WHAT TO PRODUCE —
All of the data must be printed exactly; please include every line.

───── SUPPLIED MATERIAL ─────

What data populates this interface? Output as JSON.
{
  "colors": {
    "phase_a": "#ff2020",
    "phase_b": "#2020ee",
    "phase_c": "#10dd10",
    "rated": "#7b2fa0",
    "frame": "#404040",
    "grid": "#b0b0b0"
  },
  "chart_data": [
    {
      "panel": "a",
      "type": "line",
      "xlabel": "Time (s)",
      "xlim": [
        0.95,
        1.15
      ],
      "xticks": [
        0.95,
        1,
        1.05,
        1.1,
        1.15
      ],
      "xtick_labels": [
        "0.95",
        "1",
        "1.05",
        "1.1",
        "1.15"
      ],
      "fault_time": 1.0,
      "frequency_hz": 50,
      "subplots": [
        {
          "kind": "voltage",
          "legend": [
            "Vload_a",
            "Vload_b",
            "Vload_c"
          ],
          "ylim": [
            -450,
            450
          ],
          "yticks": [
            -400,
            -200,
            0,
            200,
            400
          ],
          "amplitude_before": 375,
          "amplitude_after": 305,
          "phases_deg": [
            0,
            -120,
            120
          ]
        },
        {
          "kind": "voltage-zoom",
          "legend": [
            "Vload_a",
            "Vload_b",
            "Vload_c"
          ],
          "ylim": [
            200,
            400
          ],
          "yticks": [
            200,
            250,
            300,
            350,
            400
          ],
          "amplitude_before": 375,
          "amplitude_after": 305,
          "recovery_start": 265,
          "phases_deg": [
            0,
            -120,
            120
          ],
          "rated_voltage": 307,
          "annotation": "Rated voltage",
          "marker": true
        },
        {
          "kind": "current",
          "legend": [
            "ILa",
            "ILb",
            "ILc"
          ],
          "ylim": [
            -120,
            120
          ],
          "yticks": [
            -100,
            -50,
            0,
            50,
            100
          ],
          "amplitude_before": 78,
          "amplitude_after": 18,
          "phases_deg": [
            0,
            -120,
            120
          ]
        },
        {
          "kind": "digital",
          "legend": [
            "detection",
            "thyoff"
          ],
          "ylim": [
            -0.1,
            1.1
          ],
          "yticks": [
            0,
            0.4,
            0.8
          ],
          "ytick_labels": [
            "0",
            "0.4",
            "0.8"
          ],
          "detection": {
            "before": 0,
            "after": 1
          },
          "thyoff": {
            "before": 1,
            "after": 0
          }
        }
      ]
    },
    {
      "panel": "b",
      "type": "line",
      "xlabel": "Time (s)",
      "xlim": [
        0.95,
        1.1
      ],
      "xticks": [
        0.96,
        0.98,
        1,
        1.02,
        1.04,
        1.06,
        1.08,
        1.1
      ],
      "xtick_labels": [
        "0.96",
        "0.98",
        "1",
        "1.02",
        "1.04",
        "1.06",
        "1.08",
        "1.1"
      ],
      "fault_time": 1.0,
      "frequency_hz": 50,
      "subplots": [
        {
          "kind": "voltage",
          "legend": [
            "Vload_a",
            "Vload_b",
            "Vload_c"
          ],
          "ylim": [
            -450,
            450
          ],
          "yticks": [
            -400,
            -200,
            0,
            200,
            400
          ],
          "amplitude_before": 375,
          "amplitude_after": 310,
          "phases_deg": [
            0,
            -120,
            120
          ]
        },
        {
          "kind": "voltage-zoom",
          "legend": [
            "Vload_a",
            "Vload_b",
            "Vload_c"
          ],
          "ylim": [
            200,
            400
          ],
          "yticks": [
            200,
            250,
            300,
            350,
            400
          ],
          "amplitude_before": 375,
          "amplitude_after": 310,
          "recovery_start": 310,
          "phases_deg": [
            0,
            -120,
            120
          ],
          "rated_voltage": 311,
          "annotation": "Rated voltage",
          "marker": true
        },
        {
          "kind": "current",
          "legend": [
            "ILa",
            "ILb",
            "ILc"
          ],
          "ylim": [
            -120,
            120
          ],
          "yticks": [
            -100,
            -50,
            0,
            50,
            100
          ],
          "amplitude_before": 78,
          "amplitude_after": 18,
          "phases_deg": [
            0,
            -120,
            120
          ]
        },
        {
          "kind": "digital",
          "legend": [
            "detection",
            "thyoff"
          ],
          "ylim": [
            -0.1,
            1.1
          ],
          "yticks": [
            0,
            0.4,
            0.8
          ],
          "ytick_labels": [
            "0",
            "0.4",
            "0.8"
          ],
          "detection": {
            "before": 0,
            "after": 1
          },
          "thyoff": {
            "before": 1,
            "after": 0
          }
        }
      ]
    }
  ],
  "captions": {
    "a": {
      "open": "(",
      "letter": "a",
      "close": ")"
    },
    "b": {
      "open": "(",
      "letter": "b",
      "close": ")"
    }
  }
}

─────

WRITTEN ANSWER —
What data populates this interface? Output as JSON.
{
  "colors": {
    "phase_a": "#ff2020",
    "phase_b": "#2020ee",
    "phase_c": "#10dd10",
    "rated": "#7b2fa0",
    "frame": "#404040",
    "grid": "#b0b0b0"
  },
  "chart_data": [
    {
      "panel": "a",
      "type": "line",
      "xlabel": "Time (s)",
      "xlim": [
        0.95,
        1.15
      ],
      "xticks": [
        0.95,
        1,
        1.05,
        1.1,
        1.15
      ],
      "xtick_labels": [
        "0.95",
        "1",
        "1.05",
        "1.1",
        "1.15"
      ],
      "fault_time": 1.0,
      "frequency_hz": 50,
      "subplots": [
        {
          "kind": "voltage",
          "legend": [
            "Vload_a",
            "Vload_b",
            "Vload_c"
          ],
          "ylim": [
            -450,
            450
          ],
          "yticks": [
            -400,
            -200,
            0,
            200,
            400
          ],
          "amplitude_before": 375,
          "amplitude_after": 305,
          "phases_deg": [
            0,
            -120,
            120
          ]
        },
        {
          "kind": "voltage-zoom",
          "legend": [
            "Vload_a",
            "Vload_b",
            "Vload_c"
          ],
          "ylim": [
            200,
            400
          ],
          "yticks": [
            200,
            250,
            300,
            350,
            400
          ],
          "amplitude_before": 375,
          "amplitude_after": 305,
          "recovery_start": 265,
          "phases_deg": [
            0,
            -120,
            120
          ],
          "rated_voltage": 307,
          "annotation": "Rated voltage",
          "marker": true
        },
        {
          "kind": "current",
          "legend": [
            "ILa",
            "ILb",
            "ILc"
          ],
          "ylim": [
            -120,
            120
          ],
          "yticks": [
            -100,
            -50,
            0,
            50,
            100
          ],
          "amplitude_before": 78,
          "amplitude_after": 18,
          "phases_deg": [
            0,
            -120,
            120
          ]
        },
        {
          "kind": "digital",
          "legend": [
            "detection",
            "thyoff"
          ],
          "ylim": [
            -0.1,
            1.1
          ],
          "yticks": [
            0,
            0.4,
            0.8
          ],
          "ytick_labels": [
            "0",
            "0.4",
            "0.8"
          ],
          "detection": {
            "before": 0,
            "after": 1
          },
          "thyoff": {
            "before": 1,
            "after": 0
          }
        }
      ]
    },
    {
      "panel": "b",
      "type": "line",
      "xlabel": "Time (s)",
      "xlim": [
        0.95,
        1.1
      ],
      "xticks": [
        0.96,
        0.98,
        1,
        1.02,
        1.04,
        1.06,
        1.08,
        1.1
      ],
      "xtick_labels": [
        "0.96",
        "0.98",
        "1",
        "1.02",
        "1.04",
        "1.06",
        "1.08",
        "1.1"
      ],
      "fault_time": 1.0,
      "frequency_hz": 50,
      "subplots": [
        {
          "kind": "voltage",
          "legend": [
            "Vload_a",
            "Vload_b",
            "Vload_c"
          ],
          "ylim": [
            -450,
            450
          ],
          "yticks": [
            -400,
            -200,
            0,
            200,
            400
          ],
          "amplitude_before": 375,
          "amplitude_after": 310,
          "phases_deg": [
            0,
            -120,
            120
          ]
        },
        {
          "kind": "voltage-zoom",
          "legend": [
            "Vload_a",
            "Vload_b",
            "Vload_c"
          ],
          "ylim": [
            200,
            400
          ],
          "yticks": [
            200,
            250,
            300,
            350,
            400
          ],
          "amplitude_before": 375,
          "amplitude_after": 310,
          "recovery_start": 310,
          "phases_deg": [
            0,
            -120,
            120
          ],
          "rated_voltage": 311,
          "annotation": "Rated voltage",
          "marker": true
        },
        {
          "kind": "current",
          "legend": [
            "ILa",
            "ILb",
            "ILc"
          ],
          "ylim": [
            -120,
            120
          ],
          "yticks": [
            -100,
            -50,
            0,
            50,
            100
          ],
          "amplitude_before": 78,
          "amplitude_after": 18,
          "phases_deg": [
            0,
            -120,
            120
          ]
        },
        {
          "kind": "digital",
          "legend": [
            "detection",
            "thyoff"
          ],
          "ylim": [
            -0.1,
            1.1
          ],
          "yticks": [
            0,
            0.4,
            0.8
          ],
          "ytick_labels": [
            "0",
            "0.4",
            "0.8"
          ],
          "detection": {
            "before": 0,
            "after": 1
          },
          "thyoff": {
            "before": 1,
            "after": 0
          }
        }
      ]
    }
  ],
  "captions": {
    "a": {
      "open": "(",
      "letter": "a",
      "close": ")"
    },
    "b": {
      "open": "(",
      "letter": "b",
      "close": ")"
    }
  }
}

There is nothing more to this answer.